The request — Gather all lines in the entries that include the word "Tamaño".

Data for the task —

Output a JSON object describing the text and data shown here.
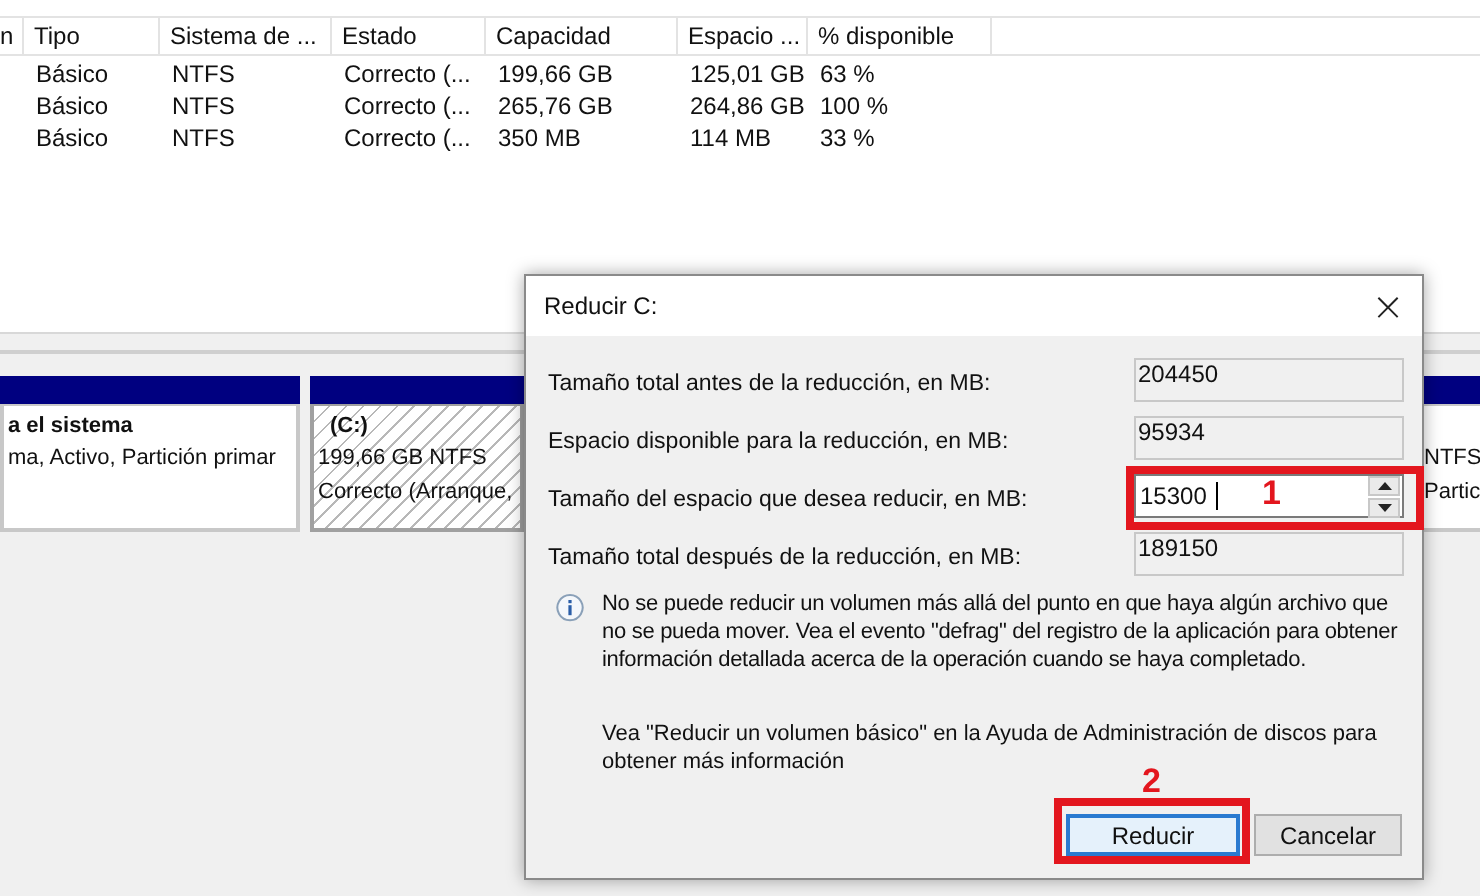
{
  "volume_table": {
    "columns": [
      "n",
      "Tipo",
      "Sistema de ...",
      "Estado",
      "Capacidad",
      "Espacio ...",
      "% disponible"
    ],
    "rows": [
      [
        "",
        "Básico",
        "NTFS",
        "Correcto (...",
        "199,66 GB",
        "125,01 GB",
        "63 %"
      ],
      [
        "",
        "Básico",
        "NTFS",
        "Correcto (...",
        "265,76 GB",
        "264,86 GB",
        "100 %"
      ],
      [
        "",
        "Básico",
        "NTFS",
        "Correcto (...",
        "350 MB",
        "114 MB",
        "33 %"
      ]
    ]
  },
  "disk_map": {
    "partitions": [
      {
        "name": "a el sistema",
        "lines": [
          "ma, Activo, Partición primar"
        ],
        "selected": false
      },
      {
        "name": "(C:)",
        "lines": [
          "199,66 GB NTFS",
          "Correcto (Arranque,"
        ],
        "selected": true
      },
      {
        "lines": [
          "NTFS",
          "Partic"
        ],
        "selected": false
      }
    ]
  },
  "dialog": {
    "title": "Reducir C:",
    "close": "×",
    "fields": [
      {
        "label": "Tamaño total antes de la reducción, en MB:",
        "value": "204450",
        "kind": "readonly"
      },
      {
        "label": "Espacio disponible para la reducción, en MB:",
        "value": "95934",
        "kind": "readonly"
      },
      {
        "label": "Tamaño del espacio que desea reducir, en MB:",
        "value": "15300",
        "kind": "spin",
        "annotation": "1"
      },
      {
        "label": "Tamaño total después de la reducción, en MB:",
        "value": "189150",
        "kind": "readonly"
      }
    ],
    "info": "No se puede reducir un volumen más allá del punto en que haya algún archivo que no se pueda mover. Vea el evento \"defrag\" del registro de la aplicación para obtener información detallada acerca de la operación cuando se haya completado.",
    "help": "Vea \"Reducir un volumen básico\"  en la Ayuda de Administración de discos para obtener más información",
    "buttons": [
      {
        "label": "Reducir",
        "default": true,
        "annotation": "2"
      },
      {
        "label": "Cancelar",
        "default": false
      }
    ]
  }
}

Solved exercise —
        "label": "Tamaño total antes de la reducción, en MB:",
        "label": "Tamaño del espacio que desea reducir, en MB:",
        "label": "Tamaño total después de la reducción, en MB:",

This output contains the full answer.